#### WORK ITEM A
In the passage on acid attacks, what reason does the writer suggest for why such attacks seem to be increasing?
#### WORK ITEM B
What qualities does the passage on acid attacks say corrosive substances usually have?
** DOCUMENT PASSAGE follows **
Acid attacks are seemingly a new phenomenon and are reported almost daily. However 6 years ago the NHS recorded 144 assaults with corrosive substances. However, the UK has one of the highest rates of recorded acid attacks in the world
2078 acid attacks were recorded between 2011-2016 with about 20% of those attacks resulting in charges, less still leading to convictions. I suspect that’s why such attacks seem to be on the increase. Corrosive substances are usually colourless, odourless and easily carried & concealed. They can be thrown very quickly from an every day looking bottle so as not cause alarm. Yet the damage leaves horrendous damage and scars, both physical and psychological.
** End of DOCUMENT PASSAGE **
** ENTRIES SUPPLIED follows **
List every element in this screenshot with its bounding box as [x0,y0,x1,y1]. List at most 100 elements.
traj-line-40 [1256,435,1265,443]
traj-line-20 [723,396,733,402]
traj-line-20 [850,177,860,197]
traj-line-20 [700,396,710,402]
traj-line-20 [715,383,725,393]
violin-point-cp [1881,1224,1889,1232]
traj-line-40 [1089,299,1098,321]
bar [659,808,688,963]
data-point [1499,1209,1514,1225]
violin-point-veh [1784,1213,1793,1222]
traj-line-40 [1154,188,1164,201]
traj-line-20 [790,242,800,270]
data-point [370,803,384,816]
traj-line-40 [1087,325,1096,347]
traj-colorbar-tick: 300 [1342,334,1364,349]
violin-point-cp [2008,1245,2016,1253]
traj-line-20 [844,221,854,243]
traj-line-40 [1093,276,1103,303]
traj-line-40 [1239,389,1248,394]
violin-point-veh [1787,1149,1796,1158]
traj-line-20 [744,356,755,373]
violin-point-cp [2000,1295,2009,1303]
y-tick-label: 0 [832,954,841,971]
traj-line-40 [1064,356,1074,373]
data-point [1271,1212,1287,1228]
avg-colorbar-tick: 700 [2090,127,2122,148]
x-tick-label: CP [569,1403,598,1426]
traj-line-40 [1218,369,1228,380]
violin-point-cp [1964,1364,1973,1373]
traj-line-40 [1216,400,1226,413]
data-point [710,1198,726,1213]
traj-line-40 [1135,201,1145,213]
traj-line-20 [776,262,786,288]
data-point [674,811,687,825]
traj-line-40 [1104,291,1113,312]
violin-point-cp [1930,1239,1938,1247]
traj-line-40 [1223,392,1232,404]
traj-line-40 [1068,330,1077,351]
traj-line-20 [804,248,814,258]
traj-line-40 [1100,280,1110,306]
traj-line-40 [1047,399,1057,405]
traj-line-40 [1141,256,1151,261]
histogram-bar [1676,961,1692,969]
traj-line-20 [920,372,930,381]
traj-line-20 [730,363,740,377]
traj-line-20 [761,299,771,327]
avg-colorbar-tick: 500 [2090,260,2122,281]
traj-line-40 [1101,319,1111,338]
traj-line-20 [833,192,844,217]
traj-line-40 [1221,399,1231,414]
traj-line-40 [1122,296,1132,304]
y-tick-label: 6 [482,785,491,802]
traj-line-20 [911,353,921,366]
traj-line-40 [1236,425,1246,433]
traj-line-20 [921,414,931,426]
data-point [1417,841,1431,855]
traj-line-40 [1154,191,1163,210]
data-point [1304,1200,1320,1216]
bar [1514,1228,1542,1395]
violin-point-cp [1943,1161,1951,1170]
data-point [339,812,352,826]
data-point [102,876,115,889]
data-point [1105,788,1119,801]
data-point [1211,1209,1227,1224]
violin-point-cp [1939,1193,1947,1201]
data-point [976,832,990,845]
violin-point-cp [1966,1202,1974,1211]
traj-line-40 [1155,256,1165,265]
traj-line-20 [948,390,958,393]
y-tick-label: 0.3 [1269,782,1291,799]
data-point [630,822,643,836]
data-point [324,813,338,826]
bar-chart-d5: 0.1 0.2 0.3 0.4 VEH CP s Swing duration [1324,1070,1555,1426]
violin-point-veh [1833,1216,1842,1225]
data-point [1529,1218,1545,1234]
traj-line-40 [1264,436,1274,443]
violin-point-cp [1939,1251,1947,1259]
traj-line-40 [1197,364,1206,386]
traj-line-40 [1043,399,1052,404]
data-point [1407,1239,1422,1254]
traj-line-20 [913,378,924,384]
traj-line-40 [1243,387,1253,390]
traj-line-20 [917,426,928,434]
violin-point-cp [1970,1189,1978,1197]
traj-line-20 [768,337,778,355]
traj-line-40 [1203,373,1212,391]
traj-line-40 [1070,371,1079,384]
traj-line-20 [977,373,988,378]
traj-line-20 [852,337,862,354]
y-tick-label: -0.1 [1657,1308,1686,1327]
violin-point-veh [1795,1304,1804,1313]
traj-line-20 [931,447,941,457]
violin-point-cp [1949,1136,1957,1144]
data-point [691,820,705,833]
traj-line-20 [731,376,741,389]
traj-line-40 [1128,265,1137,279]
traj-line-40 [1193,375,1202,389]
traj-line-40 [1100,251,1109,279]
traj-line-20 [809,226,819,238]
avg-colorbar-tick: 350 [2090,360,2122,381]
** End of ENTRIES SUPPLIED **
#### WRITTEN ANSWER A
The writer suspects the attacks seem to be on the increase because few lead to consequences. Of the 2078 acid attacks recorded between 2011 and 2016, only about 20% resulted in charges, and even fewer led to convictions.

#### WRITTEN ANSWER B
- Colourless
- Odourless
- Easily carried
- Easily concealed